▶ **EXERCISE**:
Start at the line containing "Give me the", stop at the line containing "What data populates", and please reproduce every line in between, both ends included, without pictures.

Entries from a visual dataset:
______
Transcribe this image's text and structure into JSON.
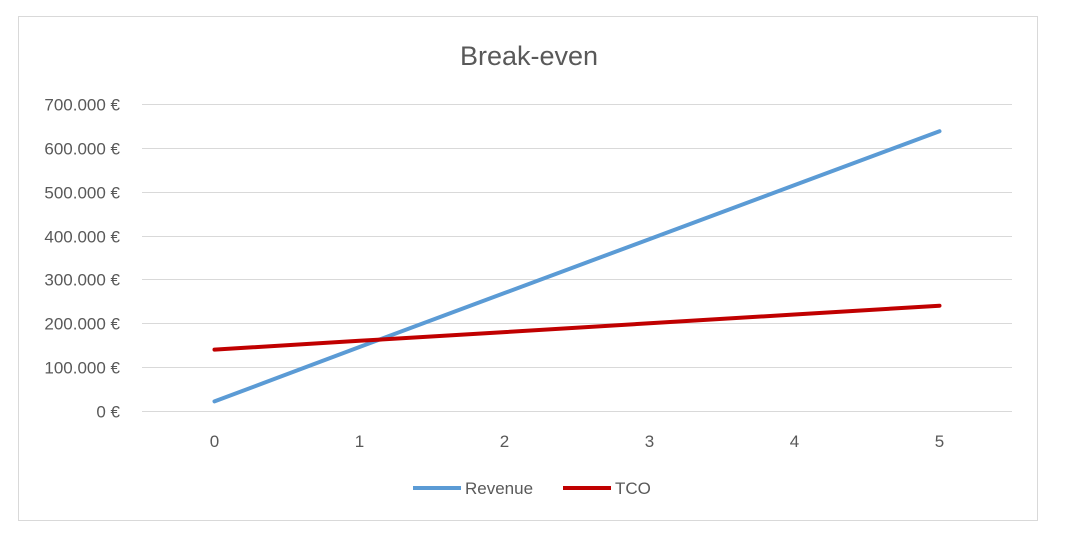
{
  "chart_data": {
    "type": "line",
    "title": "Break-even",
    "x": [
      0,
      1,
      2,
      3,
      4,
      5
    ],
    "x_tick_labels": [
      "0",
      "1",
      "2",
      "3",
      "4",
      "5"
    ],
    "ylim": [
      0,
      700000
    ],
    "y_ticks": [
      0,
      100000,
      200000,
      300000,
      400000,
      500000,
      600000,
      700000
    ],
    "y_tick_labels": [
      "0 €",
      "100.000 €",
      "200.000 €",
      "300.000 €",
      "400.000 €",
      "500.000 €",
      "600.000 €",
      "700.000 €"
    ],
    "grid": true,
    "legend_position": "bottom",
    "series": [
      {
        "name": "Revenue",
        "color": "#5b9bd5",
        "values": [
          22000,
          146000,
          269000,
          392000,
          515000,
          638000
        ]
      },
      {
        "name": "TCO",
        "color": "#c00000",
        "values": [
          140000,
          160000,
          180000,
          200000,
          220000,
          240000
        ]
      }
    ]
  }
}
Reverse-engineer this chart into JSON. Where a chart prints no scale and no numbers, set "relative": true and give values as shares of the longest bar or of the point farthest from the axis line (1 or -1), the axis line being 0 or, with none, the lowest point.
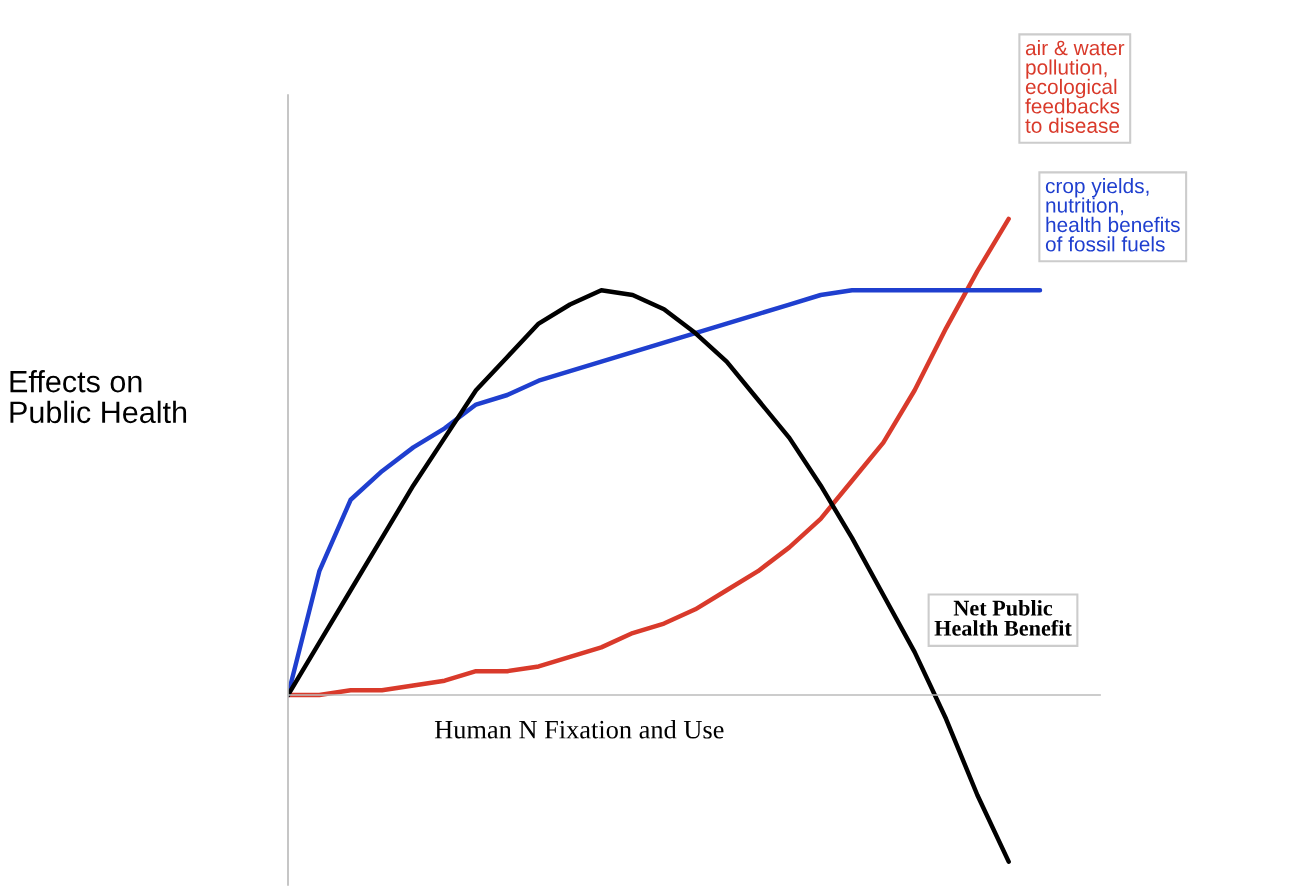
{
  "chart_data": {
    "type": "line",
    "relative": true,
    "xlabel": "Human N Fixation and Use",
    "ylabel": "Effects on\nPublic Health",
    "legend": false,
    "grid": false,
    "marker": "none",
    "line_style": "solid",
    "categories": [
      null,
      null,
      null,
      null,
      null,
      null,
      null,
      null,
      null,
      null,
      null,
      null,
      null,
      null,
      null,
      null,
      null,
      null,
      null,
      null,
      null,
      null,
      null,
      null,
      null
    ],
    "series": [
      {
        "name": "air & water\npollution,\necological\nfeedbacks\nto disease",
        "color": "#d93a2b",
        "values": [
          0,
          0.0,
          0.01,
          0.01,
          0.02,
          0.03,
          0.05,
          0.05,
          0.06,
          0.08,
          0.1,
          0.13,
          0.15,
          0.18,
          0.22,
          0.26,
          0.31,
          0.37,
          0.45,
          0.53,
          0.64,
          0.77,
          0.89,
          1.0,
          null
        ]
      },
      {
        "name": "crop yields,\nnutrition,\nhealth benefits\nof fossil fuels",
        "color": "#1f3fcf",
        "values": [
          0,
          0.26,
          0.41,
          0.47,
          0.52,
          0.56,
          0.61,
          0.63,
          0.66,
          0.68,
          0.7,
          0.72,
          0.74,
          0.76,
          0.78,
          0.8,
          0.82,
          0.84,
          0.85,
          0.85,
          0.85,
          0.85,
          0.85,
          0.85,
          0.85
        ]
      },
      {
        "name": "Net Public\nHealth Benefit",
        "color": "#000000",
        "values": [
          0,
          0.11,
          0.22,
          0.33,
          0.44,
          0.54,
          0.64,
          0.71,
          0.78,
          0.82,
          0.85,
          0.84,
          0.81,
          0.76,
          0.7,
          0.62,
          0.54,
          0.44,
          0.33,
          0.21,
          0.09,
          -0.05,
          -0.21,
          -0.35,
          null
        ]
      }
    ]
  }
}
______
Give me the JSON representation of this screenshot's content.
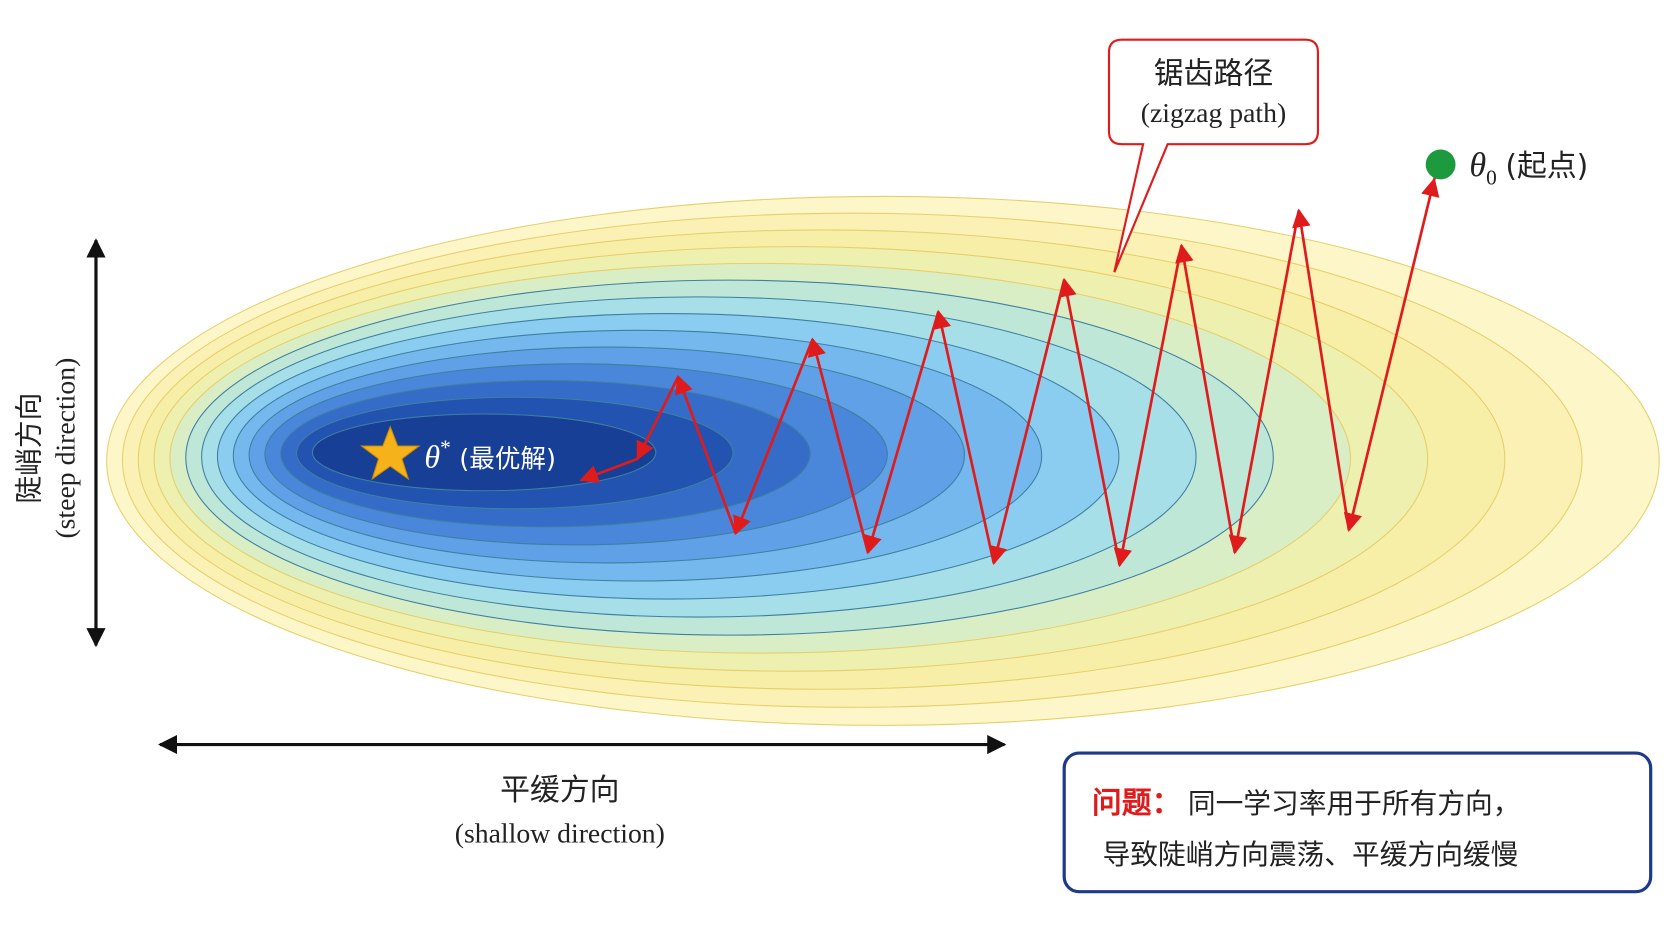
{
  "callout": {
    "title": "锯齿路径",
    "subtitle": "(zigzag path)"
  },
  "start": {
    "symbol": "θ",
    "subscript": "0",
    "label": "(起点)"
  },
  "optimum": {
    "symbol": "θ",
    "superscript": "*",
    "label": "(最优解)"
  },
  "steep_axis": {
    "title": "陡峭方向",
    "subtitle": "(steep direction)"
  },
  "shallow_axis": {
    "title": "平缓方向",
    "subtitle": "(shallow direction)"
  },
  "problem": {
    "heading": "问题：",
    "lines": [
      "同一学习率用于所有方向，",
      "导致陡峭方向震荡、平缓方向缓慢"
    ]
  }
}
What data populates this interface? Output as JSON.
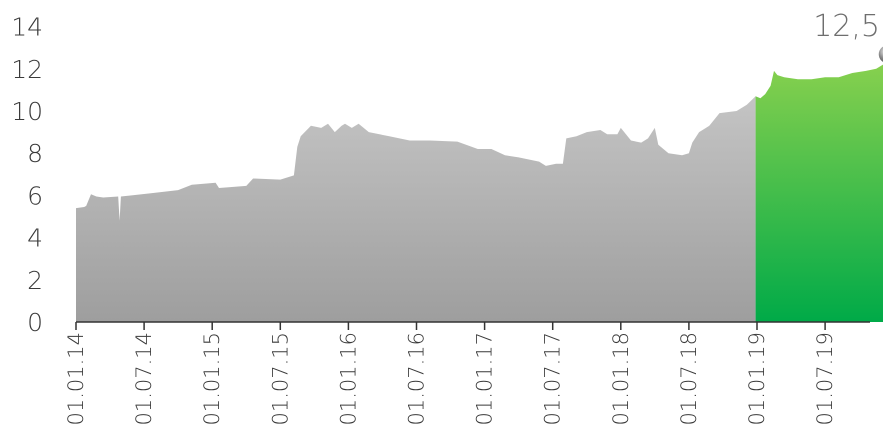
______
▶ **THE RESPONSE**:
Give me the JSON representation of this screenshot's content.
{
  "callout": {
    "title": "锯齿路径",
    "subtitle": "(zigzag path)"
  },
  "start": {
    "symbol": "θ",
    "subscript": "0",
    "label": "(起点)"
  },
  "optimum": {
    "symbol": "θ",
    "superscript": "*",
    "label": "(最优解)"
  },
  "steep_axis": {
    "title": "陡峭方向",
    "subtitle": "(steep direction)"
  },
  "shallow_axis": {
    "title": "平缓方向",
    "subtitle": "(shallow direction)"
  },
  "problem": {
    "heading": "问题：",
    "lines": [
      "同一学习率用于所有方向，",
      "导致陡峭方向震荡、平缓方向缓慢"
    ]
  }
}
What data populates this interface? Output as JSON.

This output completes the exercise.